§ WHAT TO DO:
Take each line containing the word "Франції" and copy it.

(Raw records)
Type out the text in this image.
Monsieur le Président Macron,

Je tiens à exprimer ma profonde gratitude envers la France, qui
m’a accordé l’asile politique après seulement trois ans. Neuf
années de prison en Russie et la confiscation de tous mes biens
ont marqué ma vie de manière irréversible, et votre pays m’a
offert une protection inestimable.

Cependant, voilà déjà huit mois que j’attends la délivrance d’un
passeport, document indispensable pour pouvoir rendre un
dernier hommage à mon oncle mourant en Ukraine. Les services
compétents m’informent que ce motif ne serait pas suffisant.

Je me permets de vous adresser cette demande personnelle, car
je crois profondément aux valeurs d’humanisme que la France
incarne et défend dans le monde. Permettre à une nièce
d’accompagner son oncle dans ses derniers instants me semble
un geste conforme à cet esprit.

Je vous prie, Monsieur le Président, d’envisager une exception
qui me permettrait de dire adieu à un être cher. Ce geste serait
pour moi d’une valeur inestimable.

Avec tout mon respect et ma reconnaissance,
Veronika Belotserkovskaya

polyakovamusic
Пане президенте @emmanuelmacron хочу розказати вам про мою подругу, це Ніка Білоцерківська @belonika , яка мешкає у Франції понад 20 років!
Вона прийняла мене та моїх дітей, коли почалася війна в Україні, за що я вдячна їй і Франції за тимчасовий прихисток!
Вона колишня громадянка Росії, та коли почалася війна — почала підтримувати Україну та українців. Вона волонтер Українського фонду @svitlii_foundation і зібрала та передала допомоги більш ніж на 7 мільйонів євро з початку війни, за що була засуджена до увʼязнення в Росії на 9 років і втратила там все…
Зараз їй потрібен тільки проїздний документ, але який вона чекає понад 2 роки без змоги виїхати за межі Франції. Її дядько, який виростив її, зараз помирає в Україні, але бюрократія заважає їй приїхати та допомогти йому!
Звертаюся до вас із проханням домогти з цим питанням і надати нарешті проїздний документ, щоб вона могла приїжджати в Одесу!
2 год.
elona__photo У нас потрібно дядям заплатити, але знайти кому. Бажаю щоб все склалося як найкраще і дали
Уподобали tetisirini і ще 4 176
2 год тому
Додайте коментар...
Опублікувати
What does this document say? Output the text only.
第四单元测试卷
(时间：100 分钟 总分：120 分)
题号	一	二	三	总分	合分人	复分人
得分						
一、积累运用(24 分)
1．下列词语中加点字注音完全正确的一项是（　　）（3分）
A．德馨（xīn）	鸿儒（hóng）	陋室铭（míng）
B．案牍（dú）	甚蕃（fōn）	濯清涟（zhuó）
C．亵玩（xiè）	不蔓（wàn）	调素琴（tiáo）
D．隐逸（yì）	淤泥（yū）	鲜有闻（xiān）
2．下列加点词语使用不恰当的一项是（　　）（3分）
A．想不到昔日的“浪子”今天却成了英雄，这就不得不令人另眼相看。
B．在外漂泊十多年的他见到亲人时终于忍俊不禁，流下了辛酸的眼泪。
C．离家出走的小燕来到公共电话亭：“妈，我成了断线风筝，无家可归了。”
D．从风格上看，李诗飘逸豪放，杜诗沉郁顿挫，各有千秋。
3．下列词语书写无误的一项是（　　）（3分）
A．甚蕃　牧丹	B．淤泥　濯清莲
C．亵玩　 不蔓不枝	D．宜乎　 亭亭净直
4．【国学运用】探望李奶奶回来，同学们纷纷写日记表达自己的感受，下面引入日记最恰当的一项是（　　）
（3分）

§ RIGHT ANSWER:
Пане президенте @emmanuelmacron хочу розказати вам про мою подругу, це Ніка Білоцерківська @belonika , яка мешкає у Франції понад 20 років!
Вона прийняла мене та моїх дітей, коли почалася війна в Україні, за що я вдячна їй і Франції за тимчасовий прихисток!
Зараз їй потрібен тільки проїздний документ, але який вона чекає понад 2 роки без змоги виїхати за межі Франції. Її дядько, який виростив її, зараз помирає в Україні, але бюрократія заважає їй приїхати та допомогти йому!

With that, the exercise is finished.